#### Material for the task

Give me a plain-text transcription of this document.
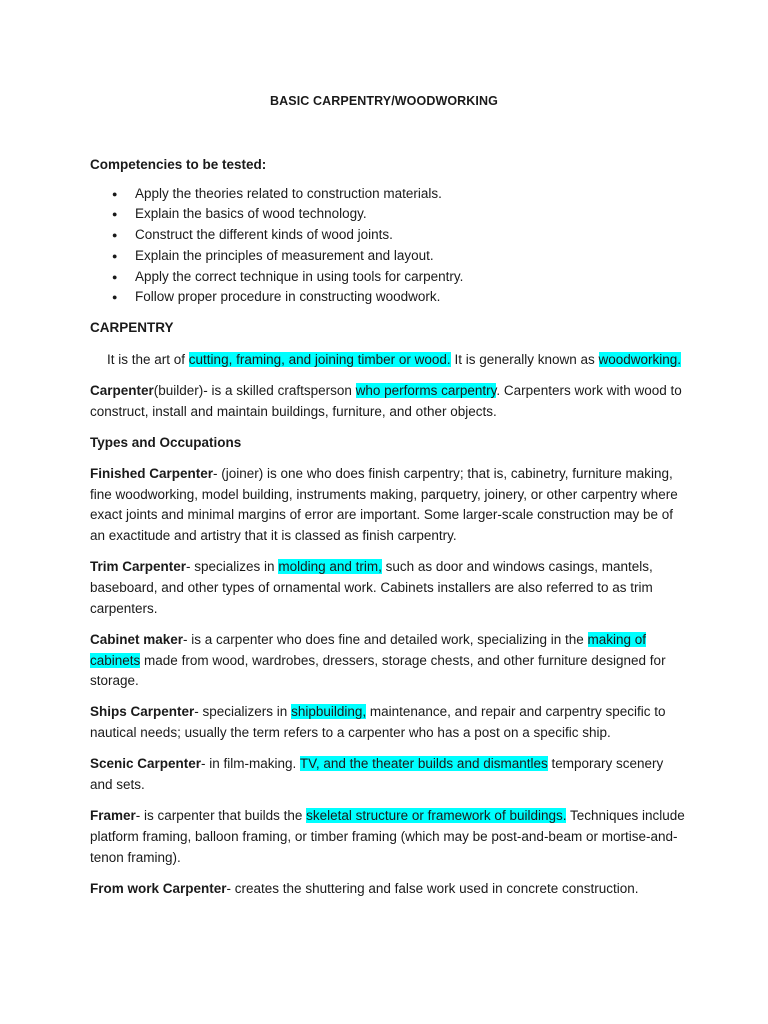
BASIC CARPENTRY/WOODWORKING

Competencies to be tested:

● Apply the theories related to construction materials.
● Explain the basics of wood technology.
● Construct the different kinds of wood joints.
● Explain the principles of measurement and layout.
● Apply the correct technique in using tools for carpentry.
● Follow proper procedure in constructing woodwork.

CARPENTRY

It is the art of cutting, framing, and joining timber or wood. It is generally known as woodworking.

Carpenter(builder)- is a skilled craftsperson who performs carpentry. Carpenters work with wood to construct, install and maintain buildings, furniture, and other objects.

Types and Occupations

Finished Carpenter- (joiner) is one who does finish carpentry; that is, cabinetry, furniture making, fine woodworking, model building, instruments making, parquetry, joinery, or other carpentry where exact joints and minimal margins of error are important. Some larger-scale construction may be of an exactitude and artistry that it is classed as finish carpentry.

Trim Carpenter- specializes in molding and trim, such as door and windows casings, mantels, baseboard, and other types of ornamental work. Cabinets installers are also referred to as trim carpenters.

Cabinet maker- is a carpenter who does fine and detailed work, specializing in the making of cabinets made from wood, wardrobes, dressers, storage chests, and other furniture designed for storage.

Ships Carpenter- specializers in shipbuilding, maintenance, and repair and carpentry specific to nautical needs; usually the term refers to a carpenter who has a post on a specific ship.

Scenic Carpenter- in film-making. TV, and the theater builds and dismantles temporary scenery and sets.

Framer- is carpenter that builds the skeletal structure or framework of buildings. Techniques include platform framing, balloon framing, or timber framing (which may be post-and-beam or mortise-and-tenon framing).

From work Carpenter- creates the shuttering and false work used in concrete construction.
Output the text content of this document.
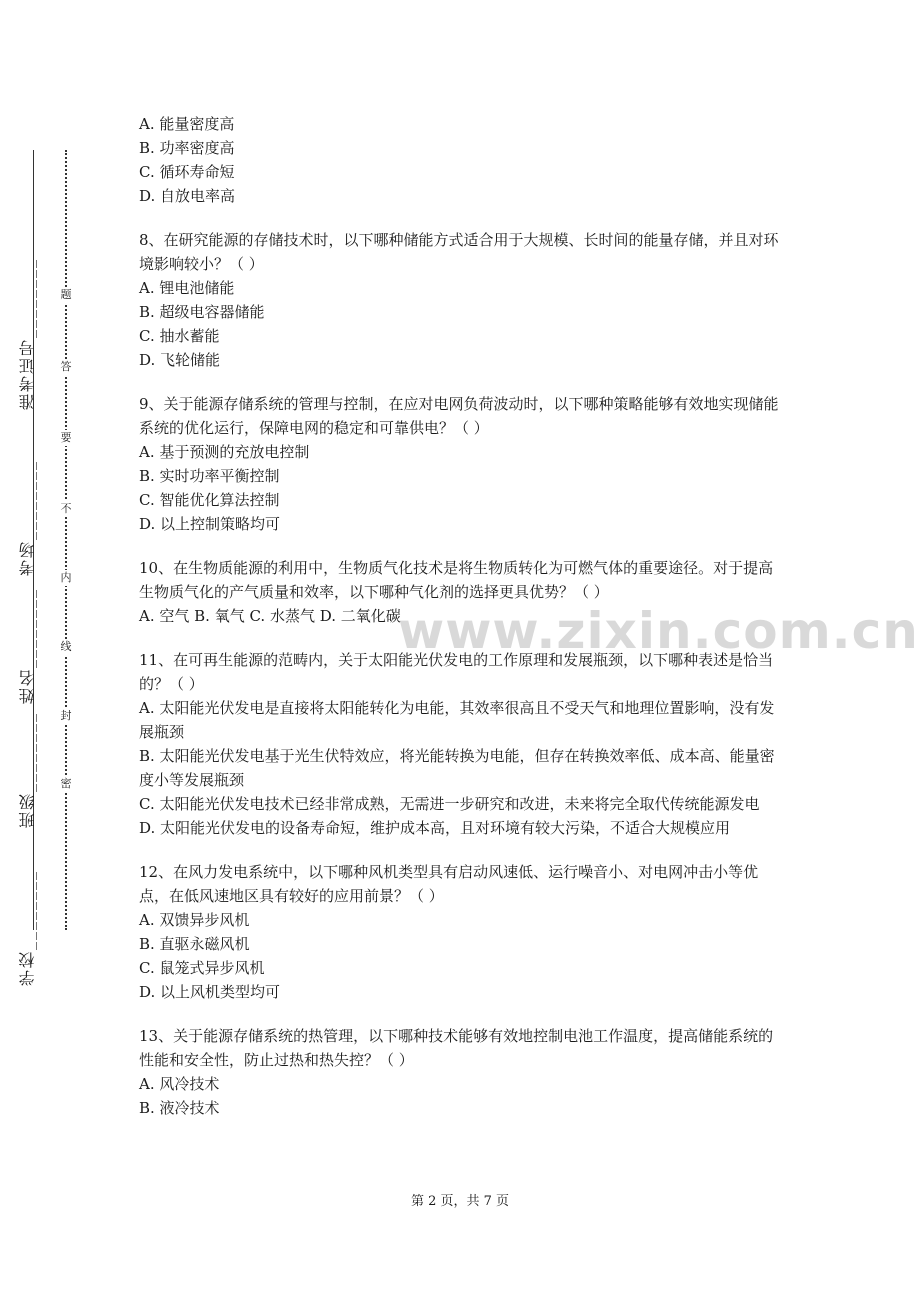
www.zixin.com.cn
准考证号________
考场________
姓名________
班级________
学校________
题
答
要
不
内
线
封
密

A. 能量密度高

B. 功率密度高

C. 循环寿命短

D. 自放电率高

8、在研究能源的存储技术时，以下哪种储能方式适合用于大规模、长时间的能量存储，并且对环境影响较小？（ ）

A. 锂电池储能

B. 超级电容器储能

C. 抽水蓄能

D. 飞轮储能

9、关于能源存储系统的管理与控制，在应对电网负荷波动时，以下哪种策略能够有效地实现储能系统的优化运行，保障电网的稳定和可靠供电？（ ）

A. 基于预测的充放电控制

B. 实时功率平衡控制

C. 智能优化算法控制

D. 以上控制策略均可

10、在生物质能源的利用中，生物质气化技术是将生物质转化为可燃气体的重要途径。对于提高生物质气化的产气质量和效率，以下哪种气化剂的选择更具优势？（ ）

A. 空气 B. 氧气 C. 水蒸气 D. 二氧化碳

11、在可再生能源的范畴内，关于太阳能光伏发电的工作原理和发展瓶颈，以下哪种表述是恰当的？（ ）

A. 太阳能光伏发电是直接将太阳能转化为电能，其效率很高且不受天气和地理位置影响，没有发展瓶颈

B. 太阳能光伏发电基于光生伏特效应，将光能转换为电能，但存在转换效率低、成本高、能量密度小等发展瓶颈

C. 太阳能光伏发电技术已经非常成熟，无需进一步研究和改进，未来将完全取代传统能源发电

D. 太阳能光伏发电的设备寿命短，维护成本高，且对环境有较大污染，不适合大规模应用

12、在风力发电系统中，以下哪种风机类型具有启动风速低、运行噪音小、对电网冲击小等优点，在低风速地区具有较好的应用前景？（ ）

A. 双馈异步风机

B. 直驱永磁风机

C. 鼠笼式异步风机

D. 以上风机类型均可

13、关于能源存储系统的热管理，以下哪种技术能够有效地控制电池工作温度，提高储能系统的性能和安全性，防止过热和热失控？（ ）

A. 风冷技术

B. 液冷技术

第 2 页，共 7 页
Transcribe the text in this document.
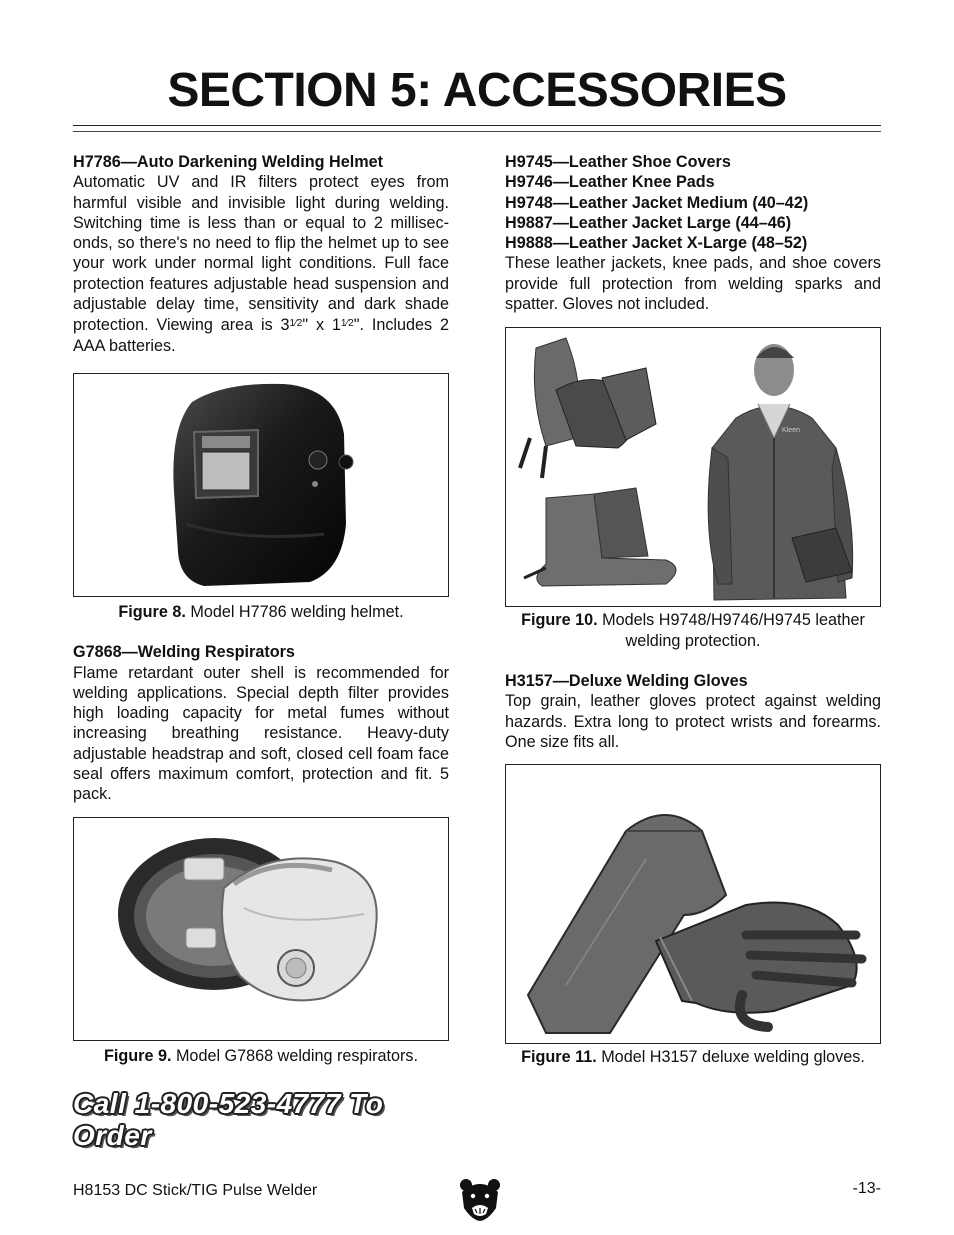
SECTION 5: ACCESSORIES

H7786—Auto Darkening Welding Helmet

Automatic UV and IR filters protect eyes from harmful visible and invisible light during welding. Switching time is less than or equal to 2 milliseconds, so there's no need to flip the helmet up to see your work under normal light conditions. Full face protection features adjustable head suspension and adjustable delay time, sensitivity and dark shade protection. Viewing area is $3^{1⁄2}$" x $1^{1⁄2}$". Includes 2 AAA batteries.

Figure 8. Model H7786 welding helmet.

G7868—Welding Respirators

Flame retardant outer shell is recommended for welding applications. Special depth filter provides high loading capacity for metal fumes without increasing breathing resistance. Heavy-duty adjustable headstrap and soft, closed cell foam face seal offers maximum comfort, protection and fit. 5 pack.

Figure 9. Model G7868 welding respirators.

H9745—Leather Shoe Covers

H9746—Leather Knee Pads

H9748—Leather Jacket Medium (40–42)

H9887—Leather Jacket Large (44–46)

H9888—Leather Jacket X-Large (48–52)

These leather jackets, knee pads, and shoe covers provide full protection from welding sparks and spatter. Gloves not included.

Kleen

Figure 10. Models H9748/H9746/H9745 leather
welding protection.

H3157—Deluxe Welding Gloves

Top grain, leather gloves protect against welding hazards. Extra long to protect wrists and forearms. One size fits all.

Figure 11. Model H3157 deluxe welding gloves.

Call 1-800-523-4777 To Order
H8153 DC Stick/TIG Pulse Welder	-13-
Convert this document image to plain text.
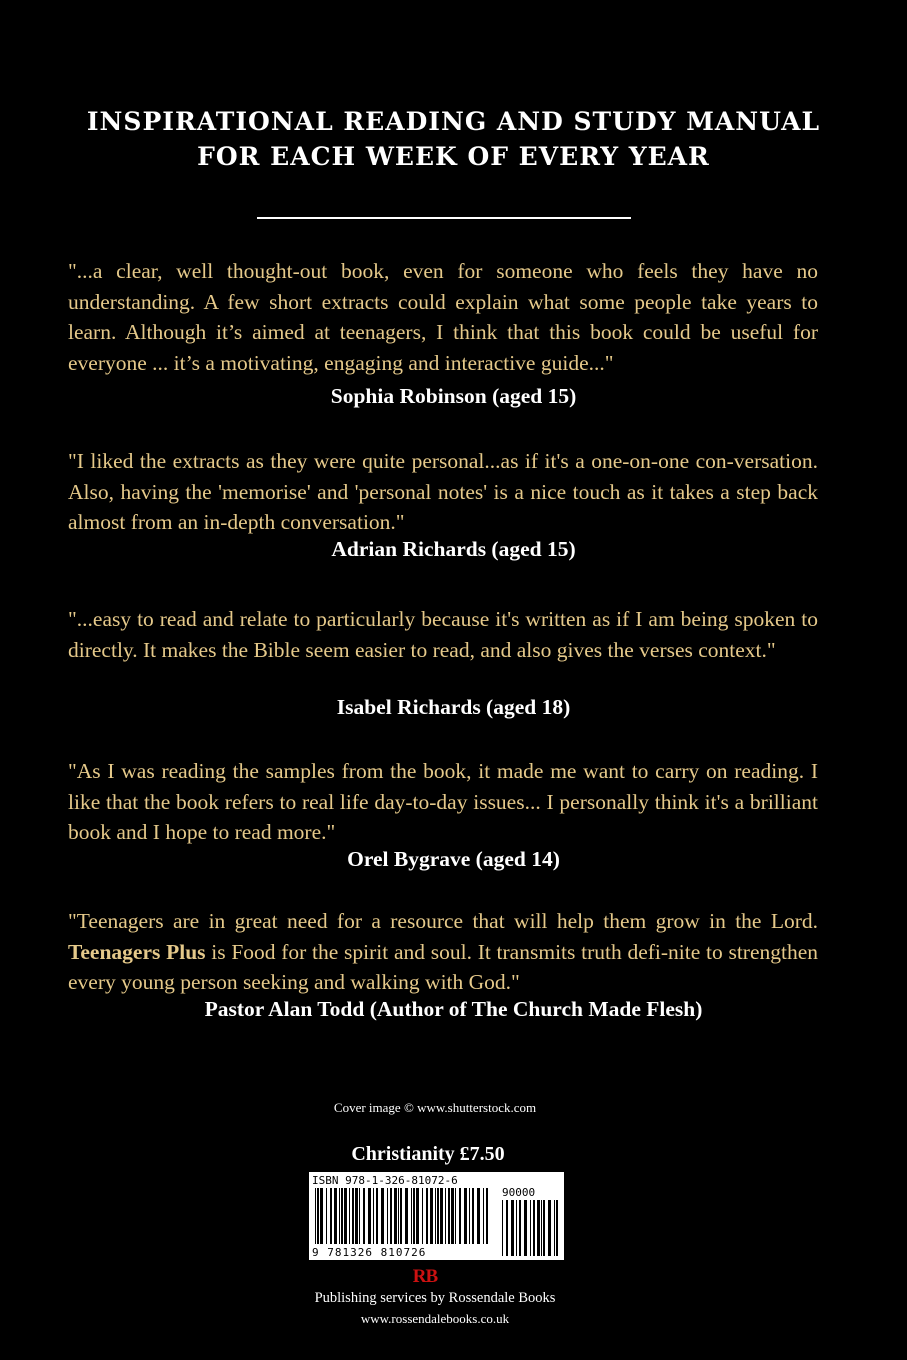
INSPIRATIONAL READING AND STUDY MANUAL
FOR EACH WEEK OF EVERY YEAR
"...a clear, well thought-out book, even for someone who feels they have no understanding. A few short extracts could explain what some people take years to learn. Although it’s aimed at teenagers, I think that this book could be useful for everyone ... it’s a motivating, engaging and interactive guide..."
Sophia Robinson (aged 15)
"I liked the extracts as they were quite personal...as if it's a one-on-one con-versation. Also, having the 'memorise' and 'personal notes' is a nice touch as it takes a step back almost from an in-depth conversation."
Adrian Richards (aged 15)
"...easy to read and relate to particularly because it's written as if I am being spoken to directly. It makes the Bible seem easier to read, and also gives the verses context."
Isabel Richards (aged 18)
"As I was reading the samples from the book, it made me want to carry on reading. I like that the book refers to real life day-to-day issues... I personally think it's a brilliant book and I hope to read more."
Orel Bygrave (aged 14)
"Teenagers are in great need for a resource that will help them grow in the Lord. Teenagers Plus is Food for the spirit and soul. It transmits truth defi-nite to strengthen every young person seeking and walking with God."
Pastor Alan Todd (Author of The Church Made Flesh)
Cover image © www.shutterstock.com
Christianity £7.50
ISBN 978-1-326-81072-6
90000
9 781326 810726
RB
Publishing services by Rossendale Books
www.rossendalebooks.co.uk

########

Repeat the records above exactly, omitting every picture.

● **Output of the exercise**
Give me a plain-text transcription of this document.
BASIC CARPENTRY/WOODWORKING

Competencies to be tested:

● Apply the theories related to construction materials.
● Explain the basics of wood technology.
● Construct the different kinds of wood joints.
● Explain the principles of measurement and layout.
● Apply the correct technique in using tools for carpentry.
● Follow proper procedure in constructing woodwork.

CARPENTRY

It is the art of cutting, framing, and joining timber or wood. It is generally known as woodworking.

Carpenter(builder)- is a skilled craftsperson who performs carpentry. Carpenters work with wood to construct, install and maintain buildings, furniture, and other objects.

Types and Occupations

Finished Carpenter- (joiner) is one who does finish carpentry; that is, cabinetry, furniture making, fine woodworking, model building, instruments making, parquetry, joinery, or other carpentry where exact joints and minimal margins of error are important. Some larger-scale construction may be of an exactitude and artistry that it is classed as finish carpentry.

Trim Carpenter- specializes in molding and trim, such as door and windows casings, mantels, baseboard, and other types of ornamental work. Cabinets installers are also referred to as trim carpenters.

Cabinet maker- is a carpenter who does fine and detailed work, specializing in the making of cabinets made from wood, wardrobes, dressers, storage chests, and other furniture designed for storage.

Ships Carpenter- specializers in shipbuilding, maintenance, and repair and carpentry specific to nautical needs; usually the term refers to a carpenter who has a post on a specific ship.

Scenic Carpenter- in film-making. TV, and the theater builds and dismantles temporary scenery and sets.

Framer- is carpenter that builds the skeletal structure or framework of buildings. Techniques include platform framing, balloon framing, or timber framing (which may be post-and-beam or mortise-and-tenon framing).

From work Carpenter- creates the shuttering and false work used in concrete construction.
Output the text content of this document.
www.zixin.com.cn
准考证号________
考场________
姓名________
班级________
学校________
题
答
要
不
内
线
封
密

A. 能量密度高

B. 功率密度高

C. 循环寿命短

D. 自放电率高

8、在研究能源的存储技术时，以下哪种储能方式适合用于大规模、长时间的能量存储，并且对环境影响较小？（ ）

A. 锂电池储能

B. 超级电容器储能

C. 抽水蓄能

D. 飞轮储能

9、关于能源存储系统的管理与控制，在应对电网负荷波动时，以下哪种策略能够有效地实现储能系统的优化运行，保障电网的稳定和可靠供电？（ ）

A. 基于预测的充放电控制

B. 实时功率平衡控制

C. 智能优化算法控制

D. 以上控制策略均可

10、在生物质能源的利用中，生物质气化技术是将生物质转化为可燃气体的重要途径。对于提高生物质气化的产气质量和效率，以下哪种气化剂的选择更具优势？（ ）

A. 空气 B. 氧气 C. 水蒸气 D. 二氧化碳

11、在可再生能源的范畴内，关于太阳能光伏发电的工作原理和发展瓶颈，以下哪种表述是恰当的？（ ）

A. 太阳能光伏发电是直接将太阳能转化为电能，其效率很高且不受天气和地理位置影响，没有发展瓶颈

B. 太阳能光伏发电基于光生伏特效应，将光能转换为电能，但存在转换效率低、成本高、能量密度小等发展瓶颈

C. 太阳能光伏发电技术已经非常成熟，无需进一步研究和改进，未来将完全取代传统能源发电

D. 太阳能光伏发电的设备寿命短，维护成本高，且对环境有较大污染，不适合大规模应用

12、在风力发电系统中，以下哪种风机类型具有启动风速低、运行噪音小、对电网冲击小等优点，在低风速地区具有较好的应用前景？（ ）

A. 双馈异步风机

B. 直驱永磁风机

C. 鼠笼式异步风机

D. 以上风机类型均可

13、关于能源存储系统的热管理，以下哪种技术能够有效地控制电池工作温度，提高储能系统的性能和安全性，防止过热和热失控？（ ）

A. 风冷技术

B. 液冷技术

第 2 页，共 7 页
Transcribe the text in this document.
SECTION 5: ACCESSORIES

H7786—Auto Darkening Welding Helmet

Automatic UV and IR filters protect eyes from harmful visible and invisible light during welding. Switching time is less than or equal to 2 milliseconds, so there's no need to flip the helmet up to see your work under normal light conditions. Full face protection features adjustable head suspension and adjustable delay time, sensitivity and dark shade protection. Viewing area is $3^{1⁄2}$" x $1^{1⁄2}$". Includes 2 AAA batteries.

Figure 8. Model H7786 welding helmet.

G7868—Welding Respirators

Flame retardant outer shell is recommended for welding applications. Special depth filter provides high loading capacity for metal fumes without increasing breathing resistance. Heavy-duty adjustable headstrap and soft, closed cell foam face seal offers maximum comfort, protection and fit. 5 pack.

Figure 9. Model G7868 welding respirators.

H9745—Leather Shoe Covers

H9746—Leather Knee Pads

H9748—Leather Jacket Medium (40–42)

H9887—Leather Jacket Large (44–46)

H9888—Leather Jacket X-Large (48–52)

These leather jackets, knee pads, and shoe covers provide full protection from welding sparks and spatter. Gloves not included.

Kleen

Figure 10. Models H9748/H9746/H9745 leather
welding protection.

H3157—Deluxe Welding Gloves

Top grain, leather gloves protect against welding hazards. Extra long to protect wrists and forearms. One size fits all.

Figure 11. Model H3157 deluxe welding gloves.

Call 1-800-523-4777 To Order
H8153 DC Stick/TIG Pulse Welder	-13-
Convert this document image to plain text.
INSPIRATIONAL READING AND STUDY MANUAL
FOR EACH WEEK OF EVERY YEAR
"...a clear, well thought-out book, even for someone who feels they have no understanding. A few short extracts could explain what some people take years to learn. Although it’s aimed at teenagers, I think that this book could be useful for everyone ... it’s a motivating, engaging and interactive guide..."
Sophia Robinson (aged 15)
"I liked the extracts as they were quite personal...as if it's a one-on-one con-versation. Also, having the 'memorise' and 'personal notes' is a nice touch as it takes a step back almost from an in-depth conversation."
Adrian Richards (aged 15)
"...easy to read and relate to particularly because it's written as if I am being spoken to directly. It makes the Bible seem easier to read, and also gives the verses context."
Isabel Richards (aged 18)
"As I was reading the samples from the book, it made me want to carry on reading. I like that the book refers to real life day-to-day issues... I personally think it's a brilliant book and I hope to read more."
Orel Bygrave (aged 14)
"Teenagers are in great need for a resource that will help them grow in the Lord. Teenagers Plus is Food for the spirit and soul. It transmits truth defi-nite to strengthen every young person seeking and walking with God."
Pastor Alan Todd (Author of The Church Made Flesh)
Cover image © www.shutterstock.com
Christianity £7.50
ISBN 978-1-326-81072-6
90000
9 781326 810726
RB
Publishing services by Rossendale Books
www.rossendalebooks.co.uk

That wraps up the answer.